** Work to complete **
Set out every line of the entries below as a Markdown table with the columns Row and Entry line, numbering each row and skipping blank lines. Leave the pictures out.

** Records provided **
• • • • • • •

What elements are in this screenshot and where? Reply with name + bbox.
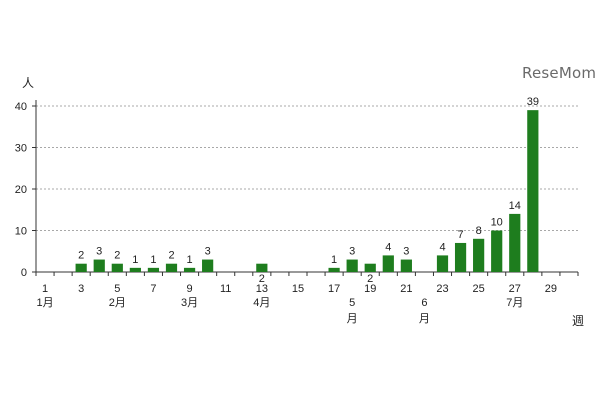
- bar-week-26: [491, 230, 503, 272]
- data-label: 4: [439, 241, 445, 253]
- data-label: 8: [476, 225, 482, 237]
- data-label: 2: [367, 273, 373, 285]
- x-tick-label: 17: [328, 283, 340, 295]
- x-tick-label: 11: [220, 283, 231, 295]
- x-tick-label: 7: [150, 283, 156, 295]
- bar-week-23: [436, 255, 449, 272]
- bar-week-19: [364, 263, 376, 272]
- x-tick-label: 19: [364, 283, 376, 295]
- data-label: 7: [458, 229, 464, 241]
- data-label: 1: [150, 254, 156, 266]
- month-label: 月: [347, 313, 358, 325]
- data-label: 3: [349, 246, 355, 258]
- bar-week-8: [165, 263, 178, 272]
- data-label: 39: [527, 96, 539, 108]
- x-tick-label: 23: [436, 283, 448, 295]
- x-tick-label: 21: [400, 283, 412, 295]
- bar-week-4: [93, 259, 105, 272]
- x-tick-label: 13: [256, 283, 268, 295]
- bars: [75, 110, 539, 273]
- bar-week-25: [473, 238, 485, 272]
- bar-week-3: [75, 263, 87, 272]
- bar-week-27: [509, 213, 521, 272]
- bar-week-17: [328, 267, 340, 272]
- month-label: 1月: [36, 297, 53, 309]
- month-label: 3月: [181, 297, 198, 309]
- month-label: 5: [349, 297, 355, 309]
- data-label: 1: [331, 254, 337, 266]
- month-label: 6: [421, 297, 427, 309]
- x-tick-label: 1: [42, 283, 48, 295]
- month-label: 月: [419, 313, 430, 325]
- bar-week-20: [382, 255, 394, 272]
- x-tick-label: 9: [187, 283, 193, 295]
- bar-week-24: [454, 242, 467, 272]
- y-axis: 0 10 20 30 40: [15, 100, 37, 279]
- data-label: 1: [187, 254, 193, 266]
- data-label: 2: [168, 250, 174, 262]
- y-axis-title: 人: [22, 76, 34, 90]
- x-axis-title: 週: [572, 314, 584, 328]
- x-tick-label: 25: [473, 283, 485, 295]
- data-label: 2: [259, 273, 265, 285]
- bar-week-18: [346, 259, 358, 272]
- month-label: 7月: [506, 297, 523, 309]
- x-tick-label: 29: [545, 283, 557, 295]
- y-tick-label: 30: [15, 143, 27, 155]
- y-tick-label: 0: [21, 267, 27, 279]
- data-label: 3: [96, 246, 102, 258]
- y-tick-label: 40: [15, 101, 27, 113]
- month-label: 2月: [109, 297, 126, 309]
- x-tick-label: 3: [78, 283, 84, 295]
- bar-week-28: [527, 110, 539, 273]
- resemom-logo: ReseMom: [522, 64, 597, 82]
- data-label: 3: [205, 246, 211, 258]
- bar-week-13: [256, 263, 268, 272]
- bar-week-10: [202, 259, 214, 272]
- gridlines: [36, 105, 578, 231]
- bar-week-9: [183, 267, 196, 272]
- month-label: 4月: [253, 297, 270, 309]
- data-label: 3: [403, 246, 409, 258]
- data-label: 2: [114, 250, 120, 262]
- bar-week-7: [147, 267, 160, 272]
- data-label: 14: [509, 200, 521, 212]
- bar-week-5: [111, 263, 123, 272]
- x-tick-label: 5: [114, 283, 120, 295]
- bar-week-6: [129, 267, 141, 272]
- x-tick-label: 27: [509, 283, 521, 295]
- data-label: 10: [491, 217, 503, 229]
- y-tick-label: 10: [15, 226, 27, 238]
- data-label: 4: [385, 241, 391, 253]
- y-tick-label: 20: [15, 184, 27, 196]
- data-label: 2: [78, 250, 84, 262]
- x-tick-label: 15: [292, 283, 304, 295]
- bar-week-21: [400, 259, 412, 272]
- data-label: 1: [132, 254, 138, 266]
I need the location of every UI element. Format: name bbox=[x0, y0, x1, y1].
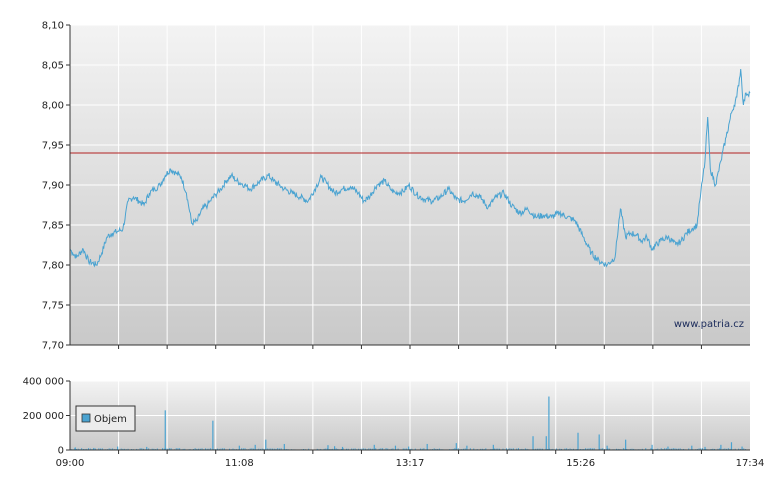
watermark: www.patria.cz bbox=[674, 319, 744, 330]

• • • • • • •

** Answer to the task **
| Row | Entry line |
|---|---|
| 1 | What elements are in this screenshot and where? Reply with name + bbox. |
| 2 | - bar-week-26: [491, 230, 503, 272] |
| 3 | - data-label: 4: [439, 241, 445, 253] |
| 4 | - data-label: 8: [476, 225, 482, 237] |
| 5 | - data-label: 2: [367, 273, 373, 285] |
| 6 | - x-tick-label: 17: [328, 283, 340, 295] |
| 7 | - x-tick-label: 11: [220, 283, 231, 295] |
| 8 | - x-tick-label: 7: [150, 283, 156, 295] |
| 9 | - bar-week-23: [436, 255, 449, 272] |
| 10 | - bar-week-19: [364, 263, 376, 272] |
| 11 | - x-tick-label: 19: [364, 283, 376, 295] |
| 12 | - data-label: 7: [458, 229, 464, 241] |
| 13 | - data-label: 1: [150, 254, 156, 266] |
| 14 | - month-label: 月: [347, 313, 358, 325] |
| 15 | - data-label: 3: [349, 246, 355, 258] |
| 16 | - bar-week-8: [165, 263, 178, 272] |
| 17 | - data-label: 39: [527, 96, 539, 108] |
| 18 | - x-tick-label: 23: [436, 283, 448, 295] |
| 19 | - x-tick-label: 21: [400, 283, 412, 295] |
| 20 | - bar-week-4: [93, 259, 105, 272] |
| 21 | - x-tick-label: 13: [256, 283, 268, 295] |
| 22 | - bars: [75, 110, 539, 273] |
| 23 | - bar-week-25: [473, 238, 485, 272] |
| 24 | - bar-week-3: [75, 263, 87, 272] |
| 25 | - bar-week-27: [509, 213, 521, 272] |
| 26 | - bar-week-17: [328, 267, 340, 272] |
| 27 | - month-label: 1月: [36, 297, 53, 309] |
| 28 | - month-label: 3月: [181, 297, 198, 309] |
| 29 | - month-label: 5: [349, 297, 355, 309] |
| 30 | - data-label: 1: [331, 254, 337, 266] |
| 31 | - month-label: 6: [421, 297, 427, 309] |
| 32 | - x-tick-label: 1: [42, 283, 48, 295] |
| 33 | - month-label: 月: [419, 313, 430, 325] |
| 34 | - bar-week-20: [382, 255, 394, 272] |
| 35 | - x-tick-label: 9: [187, 283, 193, 295] |
| 36 | - bar-week-24: [454, 242, 467, 272] |
| 37 | - y-axis: 0 10 20 30 40: [15, 100, 37, 279] |
| 38 | - data-label: 1: [187, 254, 193, 266] |
| 39 | - data-label: 2: [168, 250, 174, 262] |
| 40 | - y-axis-title: 人: [22, 76, 34, 90] |
| 41 | - x-axis-title: 週: [572, 314, 584, 328] |
| 42 | - x-tick-label: 25: [473, 283, 485, 295] |
| 43 | - data-label: 2: [259, 273, 265, 285] |
| 44 | - bar-week-18: [346, 259, 358, 272] |
| 45 | - month-label: 7月: [506, 297, 523, 309] |
| 46 | - x-tick-label: 29: [545, 283, 557, 295] |
| 47 | - y-tick-label: 30: [15, 143, 27, 155] |
| 48 | - y-tick-label: 0: [21, 267, 27, 279] |
| 49 | - data-label: 3: [96, 246, 102, 258] |
| 50 | - y-tick-label: 40: [15, 101, 27, 113] |
| 51 | - month-label: 2月: [109, 297, 126, 309] |
| 52 | - x-tick-label: 3: [78, 283, 84, 295] |
| 53 | - bar-week-28: [527, 110, 539, 273] |
| 54 | - resemom-logo: ReseMom: [522, 64, 597, 82] |
| 55 | - data-label: 3: [205, 246, 211, 258] |
| 56 | - bar-week-13: [256, 263, 268, 272] |
| 57 | - bar-week-10: [202, 259, 214, 272] |
| 58 | - gridlines: [36, 105, 578, 231] |
| 59 | - bar-week-9: [183, 267, 196, 272] |
| 60 | - month-label: 4月: [253, 297, 270, 309] |
| 61 | - data-label: 3: [403, 246, 409, 258] |
| 62 | - data-label: 2: [114, 250, 120, 262] |
| 63 | - bar-week-7: [147, 267, 160, 272] |
| 64 | - data-label: 14: [509, 200, 521, 212] |
| 65 | - bar-week-5: [111, 263, 123, 272] |
| 66 | - x-tick-label: 5: [114, 283, 120, 295] |
| 67 | - bar-week-6: [129, 267, 141, 272] |
| 68 | - x-tick-label: 27: [509, 283, 521, 295] |
| 69 | - data-label: 10: [491, 217, 503, 229] |
| 70 | - y-tick-label: 10: [15, 226, 27, 238] |
| 71 | - data-label: 4: [385, 241, 391, 253] |
| 72 | - y-tick-label: 20: [15, 184, 27, 196] |
| 73 | - data-label: 2: [78, 250, 84, 262] |
| 74 | - x-tick-label: 15: [292, 283, 304, 295] |
| 75 | - bar-week-21: [400, 259, 412, 272] |
| 76 | - data-label: 1: [132, 254, 138, 266] |
| 77 | I need the location of every UI element. Format: name bbox=[x0, y0, x1, y1]. |
| 78 | watermark: www.patria.cz bbox=[674, 319, 744, 330] |